_EXERCISE BRIEF:_ Across the data below, how many lines hold "Юридическим"? Answer with that number and nothing else.

_INPUT ROWS:_
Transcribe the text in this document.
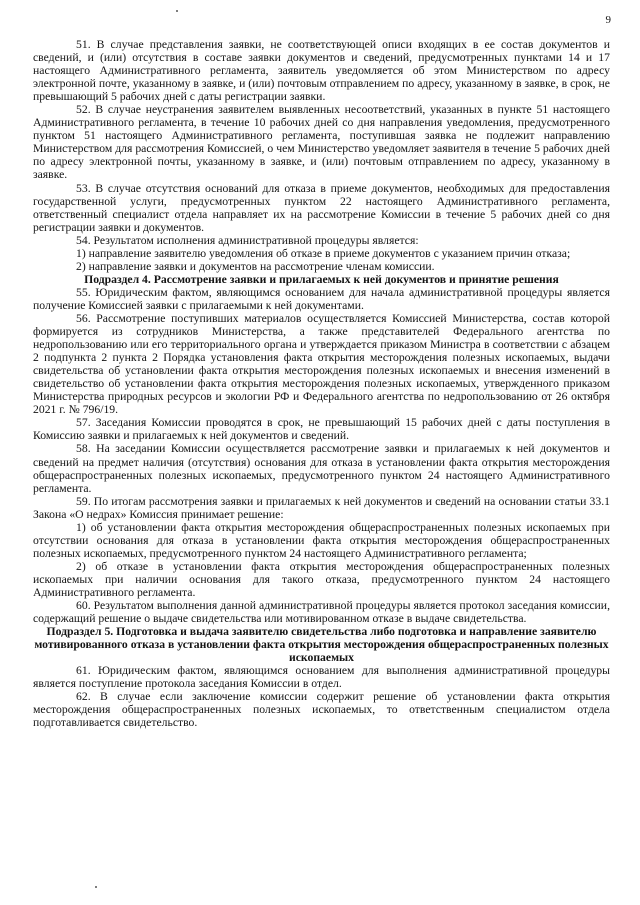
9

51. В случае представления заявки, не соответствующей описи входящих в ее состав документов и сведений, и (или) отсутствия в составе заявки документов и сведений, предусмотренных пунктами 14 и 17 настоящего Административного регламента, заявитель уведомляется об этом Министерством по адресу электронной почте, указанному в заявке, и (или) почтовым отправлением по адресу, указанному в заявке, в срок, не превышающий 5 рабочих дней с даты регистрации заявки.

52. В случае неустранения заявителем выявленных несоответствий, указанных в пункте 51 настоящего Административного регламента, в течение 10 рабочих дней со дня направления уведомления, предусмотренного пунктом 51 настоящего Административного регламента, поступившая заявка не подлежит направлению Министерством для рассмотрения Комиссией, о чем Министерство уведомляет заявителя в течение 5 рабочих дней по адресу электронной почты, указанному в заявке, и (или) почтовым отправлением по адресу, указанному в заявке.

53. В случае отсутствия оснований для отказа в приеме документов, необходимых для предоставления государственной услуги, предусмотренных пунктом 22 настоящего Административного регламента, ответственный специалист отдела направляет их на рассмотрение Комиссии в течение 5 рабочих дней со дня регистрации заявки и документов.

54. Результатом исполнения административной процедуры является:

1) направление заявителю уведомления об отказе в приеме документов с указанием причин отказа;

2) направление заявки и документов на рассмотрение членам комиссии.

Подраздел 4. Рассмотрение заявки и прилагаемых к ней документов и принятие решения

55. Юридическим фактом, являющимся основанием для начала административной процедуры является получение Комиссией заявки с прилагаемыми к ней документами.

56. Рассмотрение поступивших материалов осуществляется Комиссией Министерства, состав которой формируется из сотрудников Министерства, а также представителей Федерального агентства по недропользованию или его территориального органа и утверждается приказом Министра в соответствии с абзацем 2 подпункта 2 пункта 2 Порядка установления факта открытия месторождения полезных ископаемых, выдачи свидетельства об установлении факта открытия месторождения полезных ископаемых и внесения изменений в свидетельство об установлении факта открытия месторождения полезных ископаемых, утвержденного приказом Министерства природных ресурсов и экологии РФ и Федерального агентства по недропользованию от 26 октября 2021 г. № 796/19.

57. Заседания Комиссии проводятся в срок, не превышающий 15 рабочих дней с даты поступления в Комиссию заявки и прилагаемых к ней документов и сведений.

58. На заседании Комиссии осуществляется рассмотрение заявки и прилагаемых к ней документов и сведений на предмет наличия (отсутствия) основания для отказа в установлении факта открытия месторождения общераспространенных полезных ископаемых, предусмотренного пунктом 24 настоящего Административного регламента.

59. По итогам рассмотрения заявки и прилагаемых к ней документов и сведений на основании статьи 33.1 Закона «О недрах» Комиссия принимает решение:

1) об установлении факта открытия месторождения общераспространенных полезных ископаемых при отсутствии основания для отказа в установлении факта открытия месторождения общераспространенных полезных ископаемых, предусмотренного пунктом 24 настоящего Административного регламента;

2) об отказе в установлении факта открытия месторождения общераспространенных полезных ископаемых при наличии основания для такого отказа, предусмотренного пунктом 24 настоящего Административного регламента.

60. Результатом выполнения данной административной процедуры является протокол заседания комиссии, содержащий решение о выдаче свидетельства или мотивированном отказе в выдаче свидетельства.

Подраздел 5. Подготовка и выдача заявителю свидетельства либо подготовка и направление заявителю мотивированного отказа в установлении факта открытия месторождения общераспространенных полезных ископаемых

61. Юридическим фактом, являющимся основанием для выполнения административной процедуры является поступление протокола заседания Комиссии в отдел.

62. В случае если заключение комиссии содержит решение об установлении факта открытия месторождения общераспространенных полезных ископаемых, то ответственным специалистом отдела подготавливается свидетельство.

_EXERCISE SOLUTION:_ 2